## GIVEN EXERCISE
Pick out each line in these entries that contains the string "Jean".

## RECORDS
_____

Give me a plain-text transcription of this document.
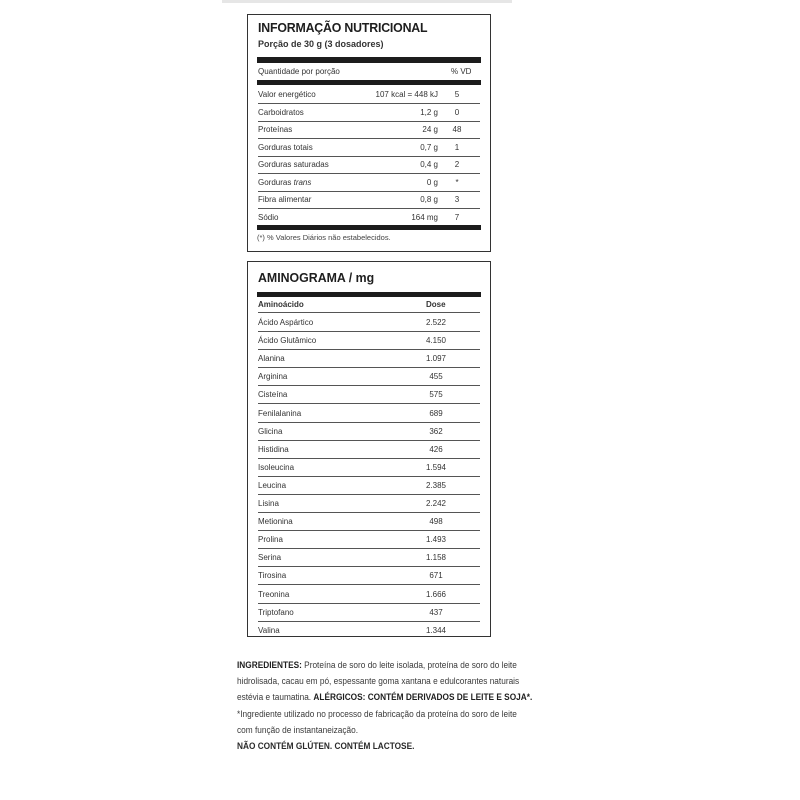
INFORMAÇÃO NUTRICIONAL
Porção de 30 g (3 dosadores)
Quantidade por porção	% VD
Valor energético	107 kcal = 448 kJ	5
Carboidratos	1,2 g	0
Proteínas	24 g	48
Gorduras totais	0,7 g	1
Gorduras saturadas	0,4 g	2
Gorduras trans	0 g	*
Fibra alimentar	0,8 g	3
Sódio	164 mg	7
(*) % Valores Diários não estabelecidos.
AMINOGRAMA / mg
Aminoácido	Dose
Ácido Aspártico	2.522
Ácido Glutâmico	4.150
Alanina	1.097
Arginina	455
Cisteína	575
Fenilalanina	689
Glicina	362
Histidina	426
Isoleucina	1.594
Leucina	2.385
Lisina	2.242
Metionina	498
Prolina	1.493
Serina	1.158
Tirosina	671
Treonina	1.666
Triptofano	437
Valina	1.344
INGREDIENTES: Proteína de soro do leite isolada, proteína de soro do leite
hidrolisada, cacau em pó, espessante goma xantana e edulcorantes naturais
estévia e taumatina. ALÉRGICOS: CONTÉM DERIVADOS DE LEITE E SOJA*.
*Ingrediente utilizado no processo de fabricação da proteína do soro de leite
com função de instantaneização.
NÃO CONTÉM GLÚTEN. CONTÉM LACTOSE.
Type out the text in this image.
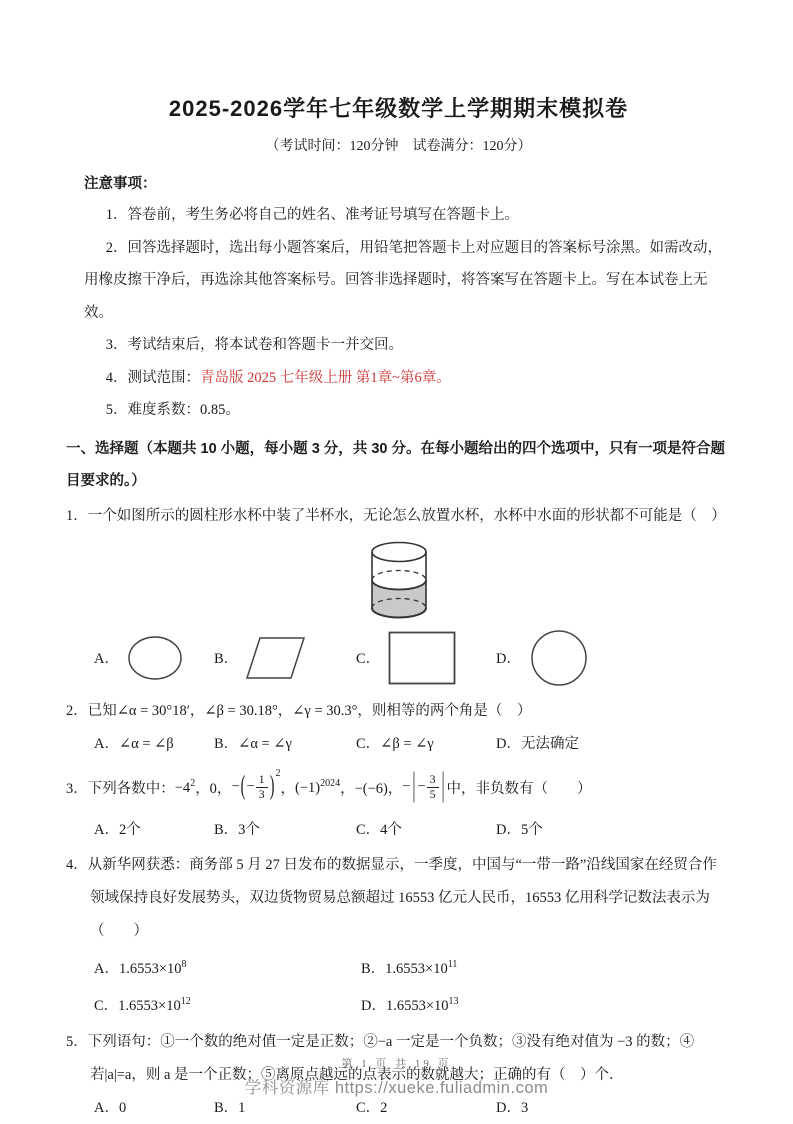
2025-2026学年七年级数学上学期期末模拟卷

（考试时间：120分钟　试卷满分：120分）

注意事项：

1．答卷前，考生务必将自己的姓名、准考证号填写在答题卡上。

2．回答选择题时，选出每小题答案后，用铅笔把答题卡上对应题目的答案标号涂黑。如需改动，用橡皮擦干净后，再选涂其他答案标号。回答非选择题时，将答案写在答题卡上。写在本试卷上无效。

3．考试结束后，将本试卷和答题卡一并交回。

4．测试范围：青岛版 2025 七年级上册 第1章~第6章。

5．难度系数：0.85。

一、选择题（本题共 10 小题，每小题 3 分，共 30 分。在每小题给出的四个选项中，只有一项是符合题目要求的。）

1．一个如图所示的圆柱形水杯中装了半杯水，无论怎么放置水杯，水杯中水面的形状都不可能是（　）

A．	B．	C．	D．

2．已知∠α = 30°18′，∠β = 30.18°，∠γ = 30.3°，则相等的两个角是（　）

A．∠α = ∠β	B．∠α = ∠γ	C．∠β = ∠γ	D．无法确定
3．下列各数中： $-4^2$ ，0， −(− $\frac{1}{3} )^2$
， $(-1)^{2024}$ ，−(−6)， − | − $\frac{3}{5}$ | 中，非负数有（　　）
A．2个	B．3个	C．4个	D．5个

4．从新华网获悉：商务部 5 月 27 日发布的数据显示，一季度，中国与“一带一路”沿线国家在经贸合作领域保持良好发展势头，双边货物贸易总额超过 16553 亿元人民币，16553 亿用科学记数法表示为（　　）

A．$1.6553\times 10^8$	B．$1.6553\times 10^{11}$
C．$1.6553\times 10^{12}$	D．$1.6553\times 10^{13}$

5．下列语句：①一个数的绝对值一定是正数；②−a 一定是一个负数；③没有绝对值为 −3 的数；④若|a|=a，则 a 是一个正数；⑤离原点越远的点表示的数就越大；正确的有（　）个．

A．0	B．1	C．2	D．3
第 1 页 共 19 页
学科资源库 https://xueke.fuliadmin.com
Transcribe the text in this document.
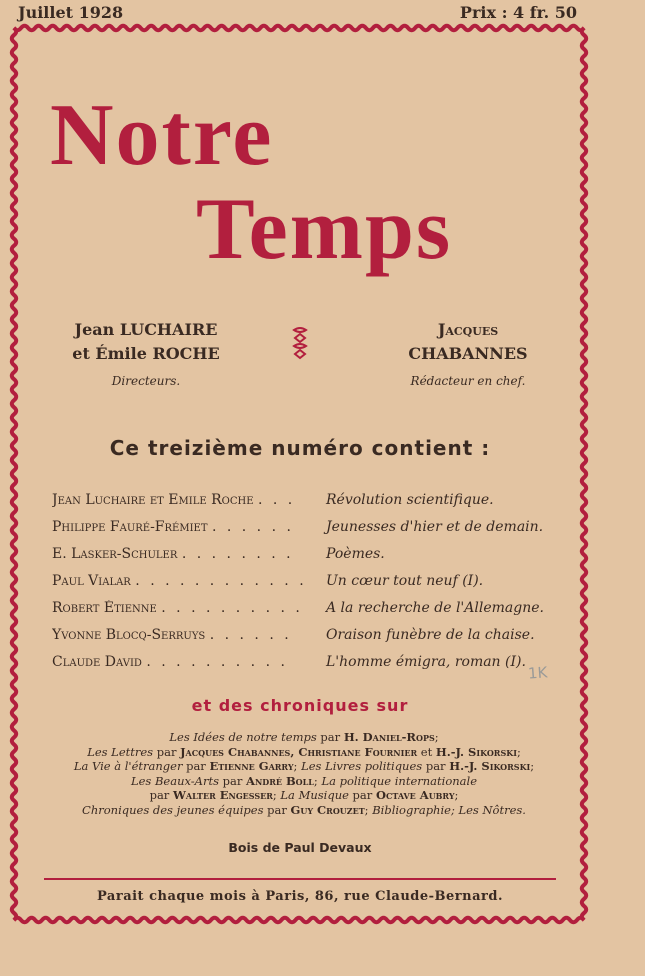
Juillet 1928	Prix : 4 fr. 50
Notre
Temps
Jean LUCHAIRE
et Émile ROCHE
Directeurs.
Jacques
CHABANNES
Rédacteur en chef.
Ce treizième numéro contient :
Jean Luchaire et Emile Roche . . .	Révolution scientifique.
Philippe Fauré-Frémiet . . . . . .	Jeunesses d'hier et de demain.
E. Lasker-Schuler . . . . . . . .	Poèmes.
Paul Vialar . . . . . . . . . . . .	Un cœur tout neuf (I).
Robert Étienne . . . . . . . . . .	A la recherche de l'Allemagne.
Yvonne Blocq-Serruys . . . . . .	Oraison funèbre de la chaise.
Claude David . . . . . . . . . .	L'homme émigra, roman (I).
1K
et des chroniques sur
Les Idées de notre temps par H. Daniel-Rops;
Les Lettres par Jacques Chabannes, Christiane Fournier et H.-J. Sikorski;
La Vie à l'étranger par Etienne Garry; Les Livres politiques par H.-J. Sikorski;
Les Beaux-Arts par André Boll; La politique internationale
par Walter Engesser; La Musique par Octave Aubry;
Chroniques des jeunes équipes par Guy Crouzet; Bibliographie; Les Nôtres.
Bois de Paul Devaux
Parait chaque mois à Paris, 86, rue Claude-Bernard.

_____

## FULL RESPONSE
Jean LUCHAIRE
Jean Luchaire et Emile Roche . . .	Révolution scientifique.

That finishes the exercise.